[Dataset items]
★ ★ ★ ★

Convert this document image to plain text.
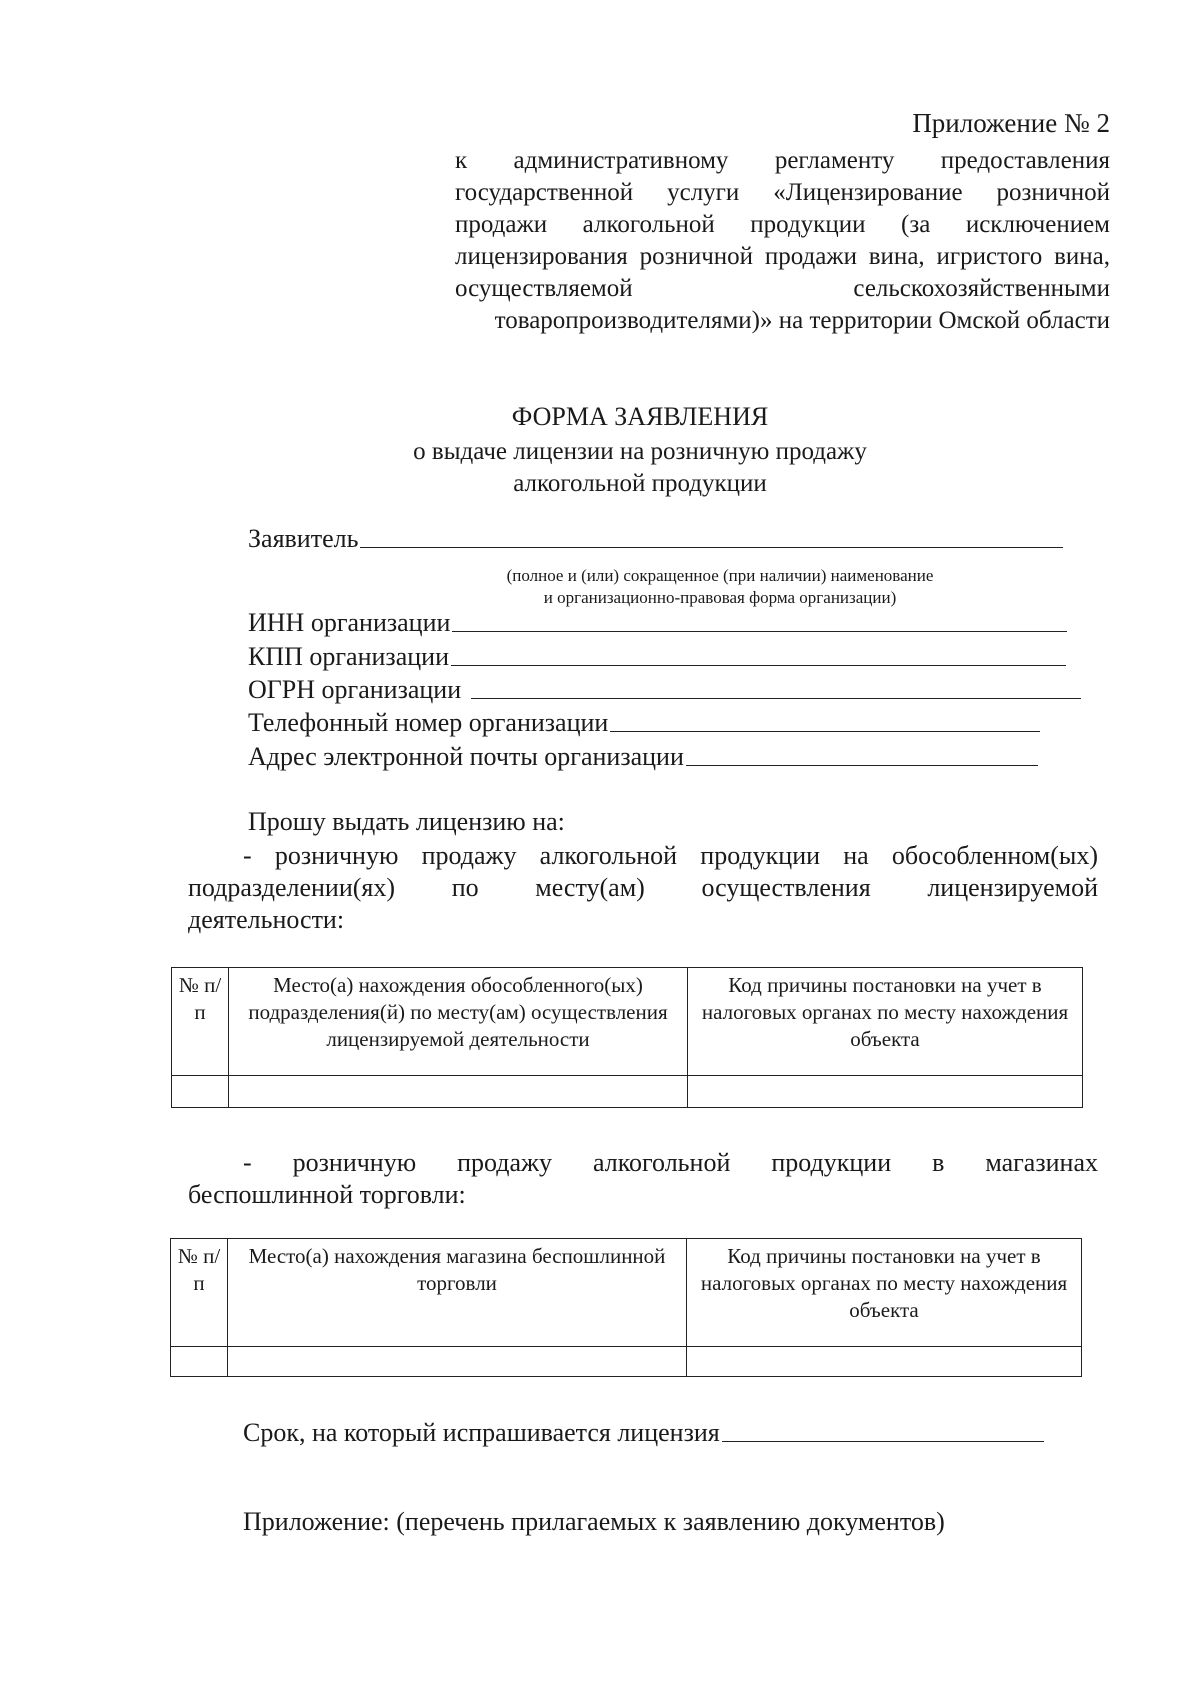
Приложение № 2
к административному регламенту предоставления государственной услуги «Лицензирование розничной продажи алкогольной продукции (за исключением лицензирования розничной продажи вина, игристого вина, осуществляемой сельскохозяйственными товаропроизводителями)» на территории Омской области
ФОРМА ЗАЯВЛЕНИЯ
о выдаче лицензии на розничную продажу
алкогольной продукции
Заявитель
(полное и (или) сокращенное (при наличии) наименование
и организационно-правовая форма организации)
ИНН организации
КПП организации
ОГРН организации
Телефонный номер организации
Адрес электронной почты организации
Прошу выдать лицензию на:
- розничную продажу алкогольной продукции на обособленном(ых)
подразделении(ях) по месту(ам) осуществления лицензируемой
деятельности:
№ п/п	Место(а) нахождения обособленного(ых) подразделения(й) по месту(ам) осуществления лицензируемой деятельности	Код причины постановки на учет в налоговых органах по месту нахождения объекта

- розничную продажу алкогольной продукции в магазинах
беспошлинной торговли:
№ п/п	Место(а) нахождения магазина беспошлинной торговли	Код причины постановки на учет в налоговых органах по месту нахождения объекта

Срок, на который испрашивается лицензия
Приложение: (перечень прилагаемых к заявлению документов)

★ ★ ★ ★

List all lines holding the string "алкогольной".

к административному регламенту предоставления государственной услуги «Лицензирование розничной продажи алкогольной продукции (за исключением лицензирования розничной продажи вина, игристого вина, осуществляемой сельскохозяйственными товаропроизводителями)» на территории Омской области
алкогольной продукции
- розничную продажу алкогольной продукции на обособленном(ых)
- розничную продажу алкогольной продукции в магазинах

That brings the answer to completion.